What to work on
Would you pull out every line of the material that contains the string "Arten"?

Records to process
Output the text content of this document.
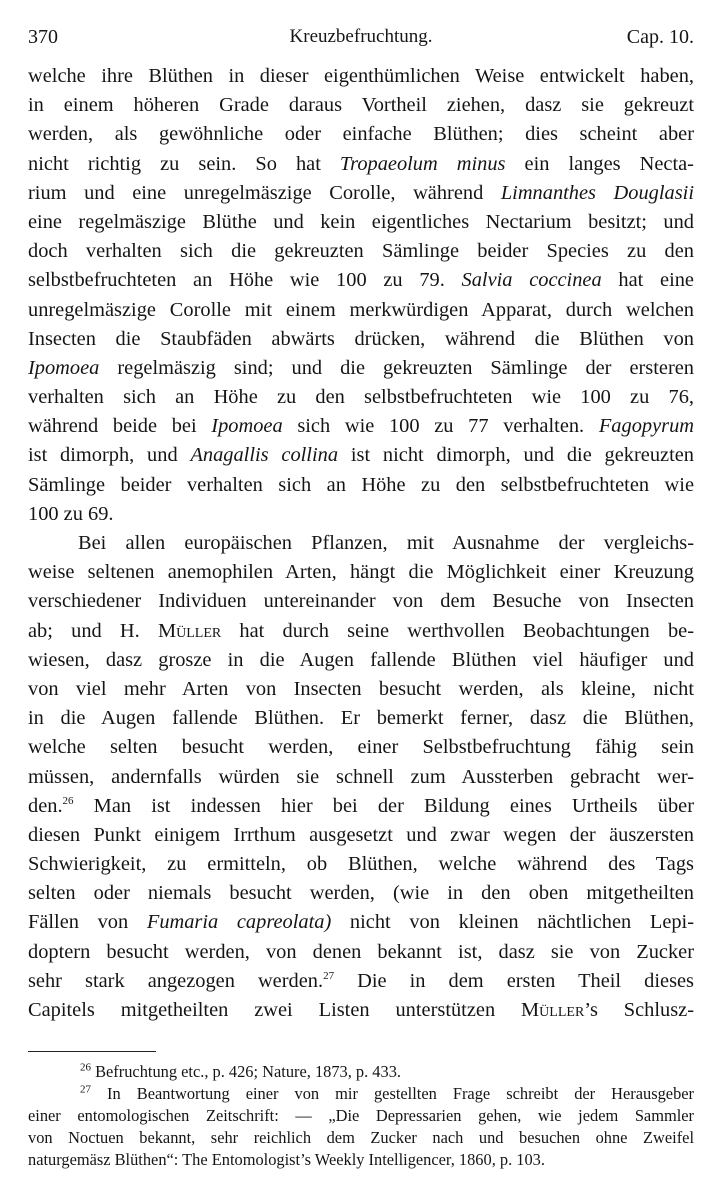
370	Kreuzbefruchtung.	Cap. 10.
welche ihre Blüthen in dieser eigenthümlichen Weise entwickelt haben,
in einem höheren Grade daraus Vortheil ziehen, dasz sie gekreuzt
werden, als gewöhnliche oder einfache Blüthen; dies scheint aber
nicht richtig zu sein. So hat Tropaeolum minus ein langes Necta-
rium und eine unregelmäszige Corolle, während Limnanthes Douglasii
eine regelmäszige Blüthe und kein eigentliches Nectarium besitzt; und
doch verhalten sich die gekreuzten Sämlinge beider Species zu den
selbstbefruchteten an Höhe wie 100 zu 79. Salvia coccinea hat eine
unregelmäszige Corolle mit einem merkwürdigen Apparat, durch welchen
Insecten die Staubfäden abwärts drücken, während die Blüthen von
Ipomoea regelmäszig sind; und die gekreuzten Sämlinge der ersteren
verhalten sich an Höhe zu den selbstbefruchteten wie 100 zu 76,
während beide bei Ipomoea sich wie 100 zu 77 verhalten. Fagopyrum
ist dimorph, und Anagallis collina ist nicht dimorph, und die gekreuzten
Sämlinge beider verhalten sich an Höhe zu den selbstbefruchteten wie
100 zu 69.
Bei allen europäischen Pflanzen, mit Ausnahme der vergleichs-
weise seltenen anemophilen Arten, hängt die Möglichkeit einer Kreuzung
verschiedener Individuen untereinander von dem Besuche von Insecten
ab; und H. Müller hat durch seine werthvollen Beobachtungen be-
wiesen, dasz grosze in die Augen fallende Blüthen viel häufiger und
von viel mehr Arten von Insecten besucht werden, als kleine, nicht
in die Augen fallende Blüthen. Er bemerkt ferner, dasz die Blüthen,
welche selten besucht werden, einer Selbstbefruchtung fähig sein
müssen, andernfalls würden sie schnell zum Aussterben gebracht wer-
den.$^{26}$ Man ist indessen hier bei der Bildung eines Urtheils über
diesen Punkt einigem Irrthum ausgesetzt und zwar wegen der äuszersten
Schwierigkeit, zu ermitteln, ob Blüthen, welche während des Tags
selten oder niemals besucht werden, (wie in den oben mitgetheilten
Fällen von Fumaria capreolata) nicht von kleinen nächtlichen Lepi-
doptern besucht werden, von denen bekannt ist, dasz sie von Zucker
sehr stark angezogen werden.$^{27}$ Die in dem ersten Theil dieses
Capitels mitgetheilten zwei Listen unterstützen Müller’s Schlusz-
$^{26}$ Befruchtung etc., p. 426; Nature, 1873, p. 433.
$^{27}$ In Beantwortung einer von mir gestellten Frage schreibt der Herausgeber
einer entomologischen Zeitschrift: — „Die Depressarien gehen, wie jedem Sammler
von Noctuen bekannt, sehr reichlich dem Zucker nach und besuchen ohne Zweifel
naturgemäsz Blüthen“: The Entomologist’s Weekly Intelligencer, 1860, p. 103.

Answer for the task
weise seltenen anemophilen Arten, hängt die Möglichkeit einer Kreuzung
von viel mehr Arten von Insecten besucht werden, als kleine, nicht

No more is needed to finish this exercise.